EXCERPTED PASSAGE:
In order to differentiate ourselves and our products in the market, we have continued to invest in personnel and complementary new technologies that will help us solve our customers' most complex storage and server issues. Until we further diversify our customer base and product offerings, we believe that these factors as discussed above will continue to impact quarterly operating results volatility and our business for the foreseeable future.

Flash-based Products and Technologies Flash-based product revenues were $21.4 million and $39.7 million in the second quarter of 2013 and 2012, respectively. The decrease in Flash-based product revenues in the second quarter of 2013 compared to the same period in 2012 was due primarily to a $17.0 million decrease in Flash-based product sales to two customers. Sales of Flash-based products represented 91% and 97% of our total revenues in the second quarter of 2013 and 2012, respectively.

A significant development in enterprise SSDs is the use of Multi Level Cell ("MLC") Flash, which is more cost-effective than Single Level Cell ("SLC") Flash. Incorporating MLC Flash into SSDs is increasingly important within the enterprise market given the growing need for cost-effective, high-performance enterprise solutions. Our MLC-based SSDs are enhanced by our proprietary technologies, including our CellCare™ technology, which increases endurance of MLC Flash to meet enterprise life requirement levels and our Secure Array of Flash Elements™ (S.A.F.E.) technology, which provides added data reliability.

Our MLC-based SSDs also use our proprietary SSD ASIC controller technology to achieve fast write speeds and improved performance over the entire life of the drive.

A major area of our overall research and development investment has been applied to developing and advancing our SSD technologies. We believe the advantages of SSDs are currently being defined in several distinct markets including: a) enterprise-storage applications, b) enterprise-server applications, c) data center and cloud computing environments, and d) government and defense applications. We see opportunities to leverage our SSD expertise across each of these markets where we believe our technology can outperform existing HDD solutions.

18 -------------------------------------------------------------------------------- From time to time, we may make strategic investments in order to promote our business and strategic objectives. In December 2012, we acquired a minority ownership interest in a privately held company specializing in software designed storage for approximately $5.0 million. We believe this investment will further our efforts to gain access to additional customers and leverage the benefits of our respective technologies to solve customer needs.

[Spatial annotation rows]
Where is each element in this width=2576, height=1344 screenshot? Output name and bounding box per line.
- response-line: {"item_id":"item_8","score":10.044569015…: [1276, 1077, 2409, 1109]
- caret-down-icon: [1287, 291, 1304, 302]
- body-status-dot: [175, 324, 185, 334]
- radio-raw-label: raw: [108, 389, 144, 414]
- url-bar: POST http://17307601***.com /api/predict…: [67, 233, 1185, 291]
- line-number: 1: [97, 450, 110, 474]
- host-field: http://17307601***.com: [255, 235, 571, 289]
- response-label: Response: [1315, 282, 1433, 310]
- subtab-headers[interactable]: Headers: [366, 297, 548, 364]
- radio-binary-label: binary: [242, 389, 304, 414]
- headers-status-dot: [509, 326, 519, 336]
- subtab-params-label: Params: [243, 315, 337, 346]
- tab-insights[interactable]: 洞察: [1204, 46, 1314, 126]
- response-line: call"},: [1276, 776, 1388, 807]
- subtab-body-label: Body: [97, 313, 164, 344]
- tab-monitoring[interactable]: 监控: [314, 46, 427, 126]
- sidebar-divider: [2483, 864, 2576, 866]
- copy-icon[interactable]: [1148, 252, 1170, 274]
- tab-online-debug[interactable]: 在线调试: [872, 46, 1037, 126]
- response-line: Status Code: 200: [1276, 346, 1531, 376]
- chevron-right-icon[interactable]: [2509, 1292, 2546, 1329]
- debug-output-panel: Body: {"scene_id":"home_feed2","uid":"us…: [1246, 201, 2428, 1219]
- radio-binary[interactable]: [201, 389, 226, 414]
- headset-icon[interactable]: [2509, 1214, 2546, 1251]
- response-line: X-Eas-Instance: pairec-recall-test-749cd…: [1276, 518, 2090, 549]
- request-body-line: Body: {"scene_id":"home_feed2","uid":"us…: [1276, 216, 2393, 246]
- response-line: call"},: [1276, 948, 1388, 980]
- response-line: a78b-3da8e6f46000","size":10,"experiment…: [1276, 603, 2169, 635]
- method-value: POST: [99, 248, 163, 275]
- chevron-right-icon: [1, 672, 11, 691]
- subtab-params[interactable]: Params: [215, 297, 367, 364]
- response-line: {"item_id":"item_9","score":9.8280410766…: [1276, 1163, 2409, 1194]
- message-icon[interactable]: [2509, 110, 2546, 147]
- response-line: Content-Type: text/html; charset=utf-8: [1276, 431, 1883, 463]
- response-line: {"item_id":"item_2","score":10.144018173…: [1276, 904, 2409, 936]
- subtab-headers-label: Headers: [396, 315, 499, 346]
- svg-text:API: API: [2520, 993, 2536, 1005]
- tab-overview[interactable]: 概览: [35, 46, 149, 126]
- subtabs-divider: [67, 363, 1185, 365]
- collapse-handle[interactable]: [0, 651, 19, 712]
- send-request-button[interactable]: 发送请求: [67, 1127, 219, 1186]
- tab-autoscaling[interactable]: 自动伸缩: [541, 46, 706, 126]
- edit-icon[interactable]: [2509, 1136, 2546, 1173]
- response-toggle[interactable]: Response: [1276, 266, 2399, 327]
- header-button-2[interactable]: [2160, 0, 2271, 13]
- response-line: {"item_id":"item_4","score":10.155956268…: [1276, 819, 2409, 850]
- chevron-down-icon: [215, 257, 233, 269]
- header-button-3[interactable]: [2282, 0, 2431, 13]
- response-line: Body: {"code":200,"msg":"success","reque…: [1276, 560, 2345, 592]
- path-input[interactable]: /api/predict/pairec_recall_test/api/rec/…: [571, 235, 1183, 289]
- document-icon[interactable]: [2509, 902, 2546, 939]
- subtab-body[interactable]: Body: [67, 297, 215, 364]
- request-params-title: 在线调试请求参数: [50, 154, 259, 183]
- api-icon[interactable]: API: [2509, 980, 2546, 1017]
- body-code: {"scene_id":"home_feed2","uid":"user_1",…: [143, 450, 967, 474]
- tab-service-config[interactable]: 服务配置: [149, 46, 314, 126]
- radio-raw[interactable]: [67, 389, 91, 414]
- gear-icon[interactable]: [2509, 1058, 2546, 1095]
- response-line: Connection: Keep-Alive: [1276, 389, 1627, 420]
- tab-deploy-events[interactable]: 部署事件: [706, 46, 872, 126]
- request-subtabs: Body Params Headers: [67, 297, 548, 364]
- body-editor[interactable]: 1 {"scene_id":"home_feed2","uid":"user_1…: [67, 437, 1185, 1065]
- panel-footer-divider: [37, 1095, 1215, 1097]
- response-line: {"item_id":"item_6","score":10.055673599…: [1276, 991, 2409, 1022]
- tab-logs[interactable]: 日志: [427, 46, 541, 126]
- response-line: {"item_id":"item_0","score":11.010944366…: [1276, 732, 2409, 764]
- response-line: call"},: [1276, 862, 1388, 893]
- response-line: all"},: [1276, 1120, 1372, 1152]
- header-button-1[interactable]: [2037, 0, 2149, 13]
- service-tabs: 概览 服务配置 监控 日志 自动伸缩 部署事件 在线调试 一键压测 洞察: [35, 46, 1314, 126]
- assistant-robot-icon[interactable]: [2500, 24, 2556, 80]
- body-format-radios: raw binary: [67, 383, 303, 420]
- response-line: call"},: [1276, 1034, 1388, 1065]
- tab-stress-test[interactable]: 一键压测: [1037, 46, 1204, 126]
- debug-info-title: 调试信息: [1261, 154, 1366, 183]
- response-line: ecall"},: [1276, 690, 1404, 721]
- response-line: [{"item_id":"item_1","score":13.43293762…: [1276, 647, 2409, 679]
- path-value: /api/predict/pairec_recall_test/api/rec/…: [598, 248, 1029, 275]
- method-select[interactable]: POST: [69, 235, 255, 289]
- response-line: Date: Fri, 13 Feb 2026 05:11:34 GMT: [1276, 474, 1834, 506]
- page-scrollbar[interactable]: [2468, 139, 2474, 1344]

THINGS TO DO:
[a] Reproduce the flash storage report excerpt word for word, everything from "Flash-based Products and" down to "revenues in the second quarter of 2013 and 2012, respectively.".
[b] In the flash storage report excerpt, condense the paragraph beginning "A significant development in enterprise SSDs" into a shorter version that keeps its main facts.
[c] Take the flash storage report excerpt further, starting right after its final sentence.

ANSWERS IN ORDER:
[a]
Flash-based Products and Technologies Flash-based product revenues were $21.4 million and $39.7 million in the second quarter of 2013 and 2012, respectively. The decrease in Flash-based product revenues in the second quarter of 2013 compared to the same period in 2012 was due primarily to a $17.0 million decrease in Flash-based product sales to two customers. Sales of Flash-based products represented 91% and 97% of our total revenues in the second quarter of 2013 and 2012, respectively.

[b] Enterprise SSDs increasingly use Multi Level Cell (MLC) Flash, which costs less than Single Level Cell (SLC) Flash. This matters more and more in the enterprise market because of the growing need for cost-effective, high-performance solutions. The company's MLC-based SSDs rely on proprietary technologies. CellCare™ raises MLC Flash endurance to meet enterprise life requirement levels, and Secure Array of Flash Elements™ (S.A.F.E.) adds data reliability.

[c]
Although the enterprise Flash-based SSD market is still in its early stages, evolving and difficult to predict, we are encouraged by the variety of applications that our SSDs are able to support. The use of data-tiering software by storage OEMs is also helping to increase the use of SSDs by enhancing the overall performance level of enterprise-storage systems. In addition, the introduction of all flash arrays by both leading and emerging storage OEMs is increasing the use of flash in the enterprise. At the same time, the availability of caching software, when coupled with SSDs, is beginning to drive greater adoption in the server space. Also, we employ certain marketing programs and sales initiatives on a selective basis with our customers in an effort to advance our SSD products. As more customers and end-users experience the benefits of SSD technology, we believe the marketplace will continue to expand.

Customers Historically, a limited number of customers has accounted for a significant percentage of our revenues. Our ten largest customers accounted for an aggregate of 78% of our revenues during the second quarter of 2013, compared to 85% of our revenues during the second quarter of 2012. See Note 3, Sales Concentration, to our unaudited condensed consolidated financial statements for a breakdown of customers accounting for more than 10% of our total revenues during the three and six months ended June 30, 2013 and 2012, respectively. With certain exceptions, sales of our products are generally made through individual purchase orders and, in certain cases, under master agreements governing the terms and conditions of the customer relationships.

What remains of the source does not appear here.